"""

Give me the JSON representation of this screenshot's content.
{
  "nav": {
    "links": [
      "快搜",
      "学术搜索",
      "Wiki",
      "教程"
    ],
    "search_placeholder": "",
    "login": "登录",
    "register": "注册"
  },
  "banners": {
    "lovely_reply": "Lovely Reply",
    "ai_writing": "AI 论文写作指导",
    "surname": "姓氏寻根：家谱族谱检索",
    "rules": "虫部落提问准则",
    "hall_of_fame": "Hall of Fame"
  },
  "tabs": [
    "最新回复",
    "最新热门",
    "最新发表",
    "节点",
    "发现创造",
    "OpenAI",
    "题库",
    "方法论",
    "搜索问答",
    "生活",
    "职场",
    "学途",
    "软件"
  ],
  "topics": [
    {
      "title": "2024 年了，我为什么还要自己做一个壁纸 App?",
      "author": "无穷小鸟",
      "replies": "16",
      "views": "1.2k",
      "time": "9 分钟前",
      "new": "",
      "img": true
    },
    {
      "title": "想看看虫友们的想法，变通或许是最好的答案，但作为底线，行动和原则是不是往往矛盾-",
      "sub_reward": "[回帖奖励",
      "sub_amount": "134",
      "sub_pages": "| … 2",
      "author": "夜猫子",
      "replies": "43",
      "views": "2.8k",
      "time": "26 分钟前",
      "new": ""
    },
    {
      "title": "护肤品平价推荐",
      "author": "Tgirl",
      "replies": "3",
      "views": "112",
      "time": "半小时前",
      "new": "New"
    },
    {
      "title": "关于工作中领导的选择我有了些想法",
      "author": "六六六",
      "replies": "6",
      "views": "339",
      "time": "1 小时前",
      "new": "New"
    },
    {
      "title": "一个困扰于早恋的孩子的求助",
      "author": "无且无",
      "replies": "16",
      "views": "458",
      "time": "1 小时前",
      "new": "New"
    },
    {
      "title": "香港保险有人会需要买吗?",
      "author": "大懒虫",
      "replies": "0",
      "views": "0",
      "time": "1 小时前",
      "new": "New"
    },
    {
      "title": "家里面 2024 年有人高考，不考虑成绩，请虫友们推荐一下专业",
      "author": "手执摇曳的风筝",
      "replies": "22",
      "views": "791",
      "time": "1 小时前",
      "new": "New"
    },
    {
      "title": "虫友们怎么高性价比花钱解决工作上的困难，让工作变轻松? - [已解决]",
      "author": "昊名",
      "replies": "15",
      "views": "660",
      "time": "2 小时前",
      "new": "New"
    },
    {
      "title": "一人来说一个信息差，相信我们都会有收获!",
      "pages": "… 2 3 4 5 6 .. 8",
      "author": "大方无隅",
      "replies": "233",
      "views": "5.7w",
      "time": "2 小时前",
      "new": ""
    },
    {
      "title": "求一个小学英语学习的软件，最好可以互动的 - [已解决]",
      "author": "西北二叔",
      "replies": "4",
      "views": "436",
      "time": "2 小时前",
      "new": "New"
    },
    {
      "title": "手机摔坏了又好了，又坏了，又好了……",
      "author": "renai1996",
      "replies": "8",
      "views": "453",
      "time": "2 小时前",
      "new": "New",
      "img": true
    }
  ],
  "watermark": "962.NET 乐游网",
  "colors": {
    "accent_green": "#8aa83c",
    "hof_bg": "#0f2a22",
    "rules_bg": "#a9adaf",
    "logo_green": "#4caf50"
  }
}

"""

**WHAT IS ASKED**
Write the listing out again, exactly as shown above.

**TASK SOLUTION**
Give me the JSON representation of this screenshot's content.
{
  "nav": {
    "links": [
      "快搜",
      "学术搜索",
      "Wiki",
      "教程"
    ],
    "search_placeholder": "",
    "login": "登录",
    "register": "注册"
  },
  "banners": {
    "lovely_reply": "Lovely Reply",
    "ai_writing": "AI 论文写作指导",
    "surname": "姓氏寻根：家谱族谱检索",
    "rules": "虫部落提问准则",
    "hall_of_fame": "Hall of Fame"
  },
  "tabs": [
    "最新回复",
    "最新热门",
    "最新发表",
    "节点",
    "发现创造",
    "OpenAI",
    "题库",
    "方法论",
    "搜索问答",
    "生活",
    "职场",
    "学途",
    "软件"
  ],
  "topics": [
    {
      "title": "2024 年了，我为什么还要自己做一个壁纸 App?",
      "author": "无穷小鸟",
      "replies": "16",
      "views": "1.2k",
      "time": "9 分钟前",
      "new": "",
      "img": true
    },
    {
      "title": "想看看虫友们的想法，变通或许是最好的答案，但作为底线，行动和原则是不是往往矛盾-",
      "sub_reward": "[回帖奖励",
      "sub_amount": "134",
      "sub_pages": "| … 2",
      "author": "夜猫子",
      "replies": "43",
      "views": "2.8k",
      "time": "26 分钟前",
      "new": ""
    },
    {
      "title": "护肤品平价推荐",
      "author": "Tgirl",
      "replies": "3",
      "views": "112",
      "time": "半小时前",
      "new": "New"
    },
    {
      "title": "关于工作中领导的选择我有了些想法",
      "author": "六六六",
      "replies": "6",
      "views": "339",
      "time": "1 小时前",
      "new": "New"
    },
    {
      "title": "一个困扰于早恋的孩子的求助",
      "author": "无且无",
      "replies": "16",
      "views": "458",
      "time": "1 小时前",
      "new": "New"
    },
    {
      "title": "香港保险有人会需要买吗?",
      "author": "大懒虫",
      "replies": "0",
      "views": "0",
      "time": "1 小时前",
      "new": "New"
    },
    {
      "title": "家里面 2024 年有人高考，不考虑成绩，请虫友们推荐一下专业",
      "author": "手执摇曳的风筝",
      "replies": "22",
      "views": "791",
      "time": "1 小时前",
      "new": "New"
    },
    {
      "title": "虫友们怎么高性价比花钱解决工作上的困难，让工作变轻松? - [已解决]",
      "author": "昊名",
      "replies": "15",
      "views": "660",
      "time": "2 小时前",
      "new": "New"
    },
    {
      "title": "一人来说一个信息差，相信我们都会有收获!",
      "pages": "… 2 3 4 5 6 .. 8",
      "author": "大方无隅",
      "replies": "233",
      "views": "5.7w",
      "time": "2 小时前",
      "new": ""
    },
    {
      "title": "求一个小学英语学习的软件，最好可以互动的 - [已解决]",
      "author": "西北二叔",
      "replies": "4",
      "views": "436",
      "time": "2 小时前",
      "new": "New"
    },
    {
      "title": "手机摔坏了又好了，又坏了，又好了……",
      "author": "renai1996",
      "replies": "8",
      "views": "453",
      "time": "2 小时前",
      "new": "New",
      "img": true
    }
  ],
  "watermark": "962.NET 乐游网",
  "colors": {
    "accent_green": "#8aa83c",
    "hof_bg": "#0f2a22",
    "rules_bg": "#a9adaf",
    "logo_green": "#4caf50"
  }
}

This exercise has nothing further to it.